> Description of the task: From the material below, list every line containing "satisfied".

###

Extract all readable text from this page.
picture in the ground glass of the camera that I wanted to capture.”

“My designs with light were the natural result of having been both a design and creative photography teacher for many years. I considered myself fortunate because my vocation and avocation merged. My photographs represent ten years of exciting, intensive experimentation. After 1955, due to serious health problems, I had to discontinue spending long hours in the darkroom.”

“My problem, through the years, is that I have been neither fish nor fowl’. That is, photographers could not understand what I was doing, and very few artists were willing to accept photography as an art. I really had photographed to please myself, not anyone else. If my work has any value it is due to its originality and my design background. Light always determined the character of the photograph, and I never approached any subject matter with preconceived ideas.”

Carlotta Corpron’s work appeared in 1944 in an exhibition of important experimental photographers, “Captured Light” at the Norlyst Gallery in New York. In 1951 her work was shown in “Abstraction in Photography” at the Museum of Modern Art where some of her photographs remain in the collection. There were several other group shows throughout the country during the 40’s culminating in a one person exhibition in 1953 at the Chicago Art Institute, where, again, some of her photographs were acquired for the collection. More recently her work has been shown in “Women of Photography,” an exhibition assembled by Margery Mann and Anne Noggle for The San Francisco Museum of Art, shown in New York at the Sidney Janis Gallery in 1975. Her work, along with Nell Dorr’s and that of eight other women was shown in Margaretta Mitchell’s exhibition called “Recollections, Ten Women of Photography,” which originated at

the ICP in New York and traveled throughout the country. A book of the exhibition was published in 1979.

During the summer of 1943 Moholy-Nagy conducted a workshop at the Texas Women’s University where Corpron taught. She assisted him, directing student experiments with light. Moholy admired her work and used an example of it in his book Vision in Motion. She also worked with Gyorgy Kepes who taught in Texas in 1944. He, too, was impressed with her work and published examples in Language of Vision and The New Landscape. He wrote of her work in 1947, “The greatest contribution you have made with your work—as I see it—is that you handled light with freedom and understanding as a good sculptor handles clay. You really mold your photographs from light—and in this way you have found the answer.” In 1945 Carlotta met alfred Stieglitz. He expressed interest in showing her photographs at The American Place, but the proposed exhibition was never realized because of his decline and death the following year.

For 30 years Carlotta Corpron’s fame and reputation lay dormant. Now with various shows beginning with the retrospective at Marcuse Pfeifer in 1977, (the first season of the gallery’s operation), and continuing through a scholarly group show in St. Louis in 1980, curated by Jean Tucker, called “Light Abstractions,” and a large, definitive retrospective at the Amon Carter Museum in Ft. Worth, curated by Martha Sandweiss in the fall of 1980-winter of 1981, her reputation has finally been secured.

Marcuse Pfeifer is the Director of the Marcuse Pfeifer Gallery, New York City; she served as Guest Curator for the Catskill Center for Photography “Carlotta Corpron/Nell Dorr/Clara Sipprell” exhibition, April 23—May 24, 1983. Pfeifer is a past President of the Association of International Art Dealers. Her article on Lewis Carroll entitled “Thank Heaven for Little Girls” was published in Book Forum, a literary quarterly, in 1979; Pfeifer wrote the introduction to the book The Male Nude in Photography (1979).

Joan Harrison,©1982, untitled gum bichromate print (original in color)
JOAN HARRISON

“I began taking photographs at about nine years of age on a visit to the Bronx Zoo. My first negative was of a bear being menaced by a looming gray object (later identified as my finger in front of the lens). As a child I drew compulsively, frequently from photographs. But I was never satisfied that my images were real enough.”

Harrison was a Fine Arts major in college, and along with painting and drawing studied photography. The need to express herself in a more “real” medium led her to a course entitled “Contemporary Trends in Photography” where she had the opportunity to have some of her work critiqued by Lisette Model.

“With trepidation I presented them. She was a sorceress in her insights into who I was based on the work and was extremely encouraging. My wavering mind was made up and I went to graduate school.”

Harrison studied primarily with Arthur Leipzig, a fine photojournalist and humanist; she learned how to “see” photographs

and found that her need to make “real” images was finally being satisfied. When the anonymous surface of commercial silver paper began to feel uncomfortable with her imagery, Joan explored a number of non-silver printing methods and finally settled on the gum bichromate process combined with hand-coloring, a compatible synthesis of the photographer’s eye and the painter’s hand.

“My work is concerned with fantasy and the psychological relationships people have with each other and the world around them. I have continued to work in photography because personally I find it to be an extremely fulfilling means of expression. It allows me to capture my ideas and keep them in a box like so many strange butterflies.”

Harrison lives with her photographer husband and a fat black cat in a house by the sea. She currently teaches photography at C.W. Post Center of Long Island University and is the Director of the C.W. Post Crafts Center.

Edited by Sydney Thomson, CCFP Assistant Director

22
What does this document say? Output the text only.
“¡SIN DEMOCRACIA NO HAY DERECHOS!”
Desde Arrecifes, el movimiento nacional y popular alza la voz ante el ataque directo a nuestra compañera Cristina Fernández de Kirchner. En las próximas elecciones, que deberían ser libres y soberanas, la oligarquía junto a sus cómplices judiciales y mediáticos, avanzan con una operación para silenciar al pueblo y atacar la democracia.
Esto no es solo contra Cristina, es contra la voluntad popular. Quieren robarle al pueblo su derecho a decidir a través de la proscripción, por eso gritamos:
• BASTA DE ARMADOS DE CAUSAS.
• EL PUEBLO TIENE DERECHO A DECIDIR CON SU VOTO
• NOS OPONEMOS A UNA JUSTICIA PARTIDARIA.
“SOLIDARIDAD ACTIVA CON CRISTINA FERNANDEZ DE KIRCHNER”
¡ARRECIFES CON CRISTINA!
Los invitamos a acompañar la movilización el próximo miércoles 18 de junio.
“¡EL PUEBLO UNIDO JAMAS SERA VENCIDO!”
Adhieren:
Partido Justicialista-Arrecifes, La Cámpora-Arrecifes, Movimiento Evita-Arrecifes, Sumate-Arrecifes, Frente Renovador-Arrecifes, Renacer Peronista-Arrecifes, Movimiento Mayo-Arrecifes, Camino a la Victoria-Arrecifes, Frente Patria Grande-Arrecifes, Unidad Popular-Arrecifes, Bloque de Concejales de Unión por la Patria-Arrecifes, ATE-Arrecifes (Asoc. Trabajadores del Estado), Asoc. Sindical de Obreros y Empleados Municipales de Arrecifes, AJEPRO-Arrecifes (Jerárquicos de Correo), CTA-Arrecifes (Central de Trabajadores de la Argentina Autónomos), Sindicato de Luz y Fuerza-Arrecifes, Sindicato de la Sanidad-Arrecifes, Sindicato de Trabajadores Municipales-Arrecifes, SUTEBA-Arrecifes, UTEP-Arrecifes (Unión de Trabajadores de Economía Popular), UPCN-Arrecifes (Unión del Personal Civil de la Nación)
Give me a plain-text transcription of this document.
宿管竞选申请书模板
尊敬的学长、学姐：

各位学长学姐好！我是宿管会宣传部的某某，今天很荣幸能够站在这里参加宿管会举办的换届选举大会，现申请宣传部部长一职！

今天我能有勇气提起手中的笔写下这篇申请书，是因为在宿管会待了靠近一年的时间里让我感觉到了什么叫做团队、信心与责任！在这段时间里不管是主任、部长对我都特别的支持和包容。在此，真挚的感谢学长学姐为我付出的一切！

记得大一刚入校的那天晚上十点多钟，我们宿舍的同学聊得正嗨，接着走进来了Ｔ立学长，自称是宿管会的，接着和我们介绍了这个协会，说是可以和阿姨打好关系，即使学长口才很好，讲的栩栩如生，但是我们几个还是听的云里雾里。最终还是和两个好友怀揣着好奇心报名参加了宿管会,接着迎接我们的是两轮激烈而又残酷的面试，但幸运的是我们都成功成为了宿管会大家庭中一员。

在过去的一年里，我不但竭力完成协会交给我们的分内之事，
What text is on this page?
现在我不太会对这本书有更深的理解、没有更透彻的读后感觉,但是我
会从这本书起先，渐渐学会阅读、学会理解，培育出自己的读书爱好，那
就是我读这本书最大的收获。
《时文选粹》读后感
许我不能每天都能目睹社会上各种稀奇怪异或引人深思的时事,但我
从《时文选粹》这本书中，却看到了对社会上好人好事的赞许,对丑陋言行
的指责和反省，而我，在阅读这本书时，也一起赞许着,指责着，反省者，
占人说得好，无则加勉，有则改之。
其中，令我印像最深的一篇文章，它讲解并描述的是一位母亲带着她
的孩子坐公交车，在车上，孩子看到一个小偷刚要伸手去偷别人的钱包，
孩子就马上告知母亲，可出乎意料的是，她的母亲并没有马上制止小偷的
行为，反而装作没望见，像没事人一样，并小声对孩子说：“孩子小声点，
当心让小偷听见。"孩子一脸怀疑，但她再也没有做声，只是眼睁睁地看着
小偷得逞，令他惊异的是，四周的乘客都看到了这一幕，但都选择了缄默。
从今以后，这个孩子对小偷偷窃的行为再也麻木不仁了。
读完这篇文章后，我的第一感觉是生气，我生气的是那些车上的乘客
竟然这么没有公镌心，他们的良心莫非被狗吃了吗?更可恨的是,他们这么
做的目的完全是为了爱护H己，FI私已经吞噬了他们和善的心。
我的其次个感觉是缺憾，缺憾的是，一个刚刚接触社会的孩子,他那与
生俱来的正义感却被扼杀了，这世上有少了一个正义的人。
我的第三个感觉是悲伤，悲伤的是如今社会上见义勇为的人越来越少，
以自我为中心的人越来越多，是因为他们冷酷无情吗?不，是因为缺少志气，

###

> Written answer:
“I began taking photographs at about nine years of age on a visit to the Bronx Zoo. My first negative was of a bear being menaced by a looming gray object (later identified as my finger in front of the lens). As a child I drew compulsively, frequently from photographs. But I was never satisfied that my images were real enough.”
and found that her need to make “real” images was finally being satisfied. When the anonymous surface of commercial silver paper began to feel uncomfortable with her imagery, Joan explored a number of non-silver printing methods and finally settled on the gum bichromate process combined with hand-coloring, a compatible synthesis of the photographer’s eye and the painter’s hand.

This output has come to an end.